**WORK TO DO:** Will you quote all of the entries, word for word?

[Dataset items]

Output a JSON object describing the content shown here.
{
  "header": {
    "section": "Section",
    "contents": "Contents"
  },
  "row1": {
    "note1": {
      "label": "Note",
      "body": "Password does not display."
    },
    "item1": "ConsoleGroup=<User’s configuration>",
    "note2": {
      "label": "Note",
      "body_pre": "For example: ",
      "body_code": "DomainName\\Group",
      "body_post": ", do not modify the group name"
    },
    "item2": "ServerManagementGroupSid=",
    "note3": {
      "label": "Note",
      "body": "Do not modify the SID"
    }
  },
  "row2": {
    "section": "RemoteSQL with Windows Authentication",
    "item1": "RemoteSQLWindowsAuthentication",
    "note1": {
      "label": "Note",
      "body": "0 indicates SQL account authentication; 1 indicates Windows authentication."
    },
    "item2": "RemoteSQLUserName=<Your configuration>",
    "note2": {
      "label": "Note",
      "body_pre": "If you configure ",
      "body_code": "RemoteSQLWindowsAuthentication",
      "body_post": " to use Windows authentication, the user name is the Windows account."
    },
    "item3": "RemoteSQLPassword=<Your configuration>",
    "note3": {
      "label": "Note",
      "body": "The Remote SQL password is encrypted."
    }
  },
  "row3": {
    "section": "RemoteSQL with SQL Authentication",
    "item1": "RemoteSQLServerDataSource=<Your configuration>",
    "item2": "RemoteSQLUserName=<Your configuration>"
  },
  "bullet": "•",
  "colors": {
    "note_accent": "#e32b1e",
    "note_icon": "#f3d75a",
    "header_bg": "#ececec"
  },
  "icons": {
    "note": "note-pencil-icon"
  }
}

**ANSWER IN FULL:**
Output a JSON object describing the content shown here.
{
  "header": {
    "section": "Section",
    "contents": "Contents"
  },
  "row1": {
    "note1": {
      "label": "Note",
      "body": "Password does not display."
    },
    "item1": "ConsoleGroup=<User’s configuration>",
    "note2": {
      "label": "Note",
      "body_pre": "For example: ",
      "body_code": "DomainName\\Group",
      "body_post": ", do not modify the group name"
    },
    "item2": "ServerManagementGroupSid=",
    "note3": {
      "label": "Note",
      "body": "Do not modify the SID"
    }
  },
  "row2": {
    "section": "RemoteSQL with Windows Authentication",
    "item1": "RemoteSQLWindowsAuthentication",
    "note1": {
      "label": "Note",
      "body": "0 indicates SQL account authentication; 1 indicates Windows authentication."
    },
    "item2": "RemoteSQLUserName=<Your configuration>",
    "note2": {
      "label": "Note",
      "body_pre": "If you configure ",
      "body_code": "RemoteSQLWindowsAuthentication",
      "body_post": " to use Windows authentication, the user name is the Windows account."
    },
    "item3": "RemoteSQLPassword=<Your configuration>",
    "note3": {
      "label": "Note",
      "body": "The Remote SQL password is encrypted."
    }
  },
  "row3": {
    "section": "RemoteSQL with SQL Authentication",
    "item1": "RemoteSQLServerDataSource=<Your configuration>",
    "item2": "RemoteSQLUserName=<Your configuration>"
  },
  "bullet": "•",
  "colors": {
    "note_accent": "#e32b1e",
    "note_icon": "#f3d75a",
    "header_bg": "#ececec"
  },
  "icons": {
    "note": "note-pencil-icon"
  }
}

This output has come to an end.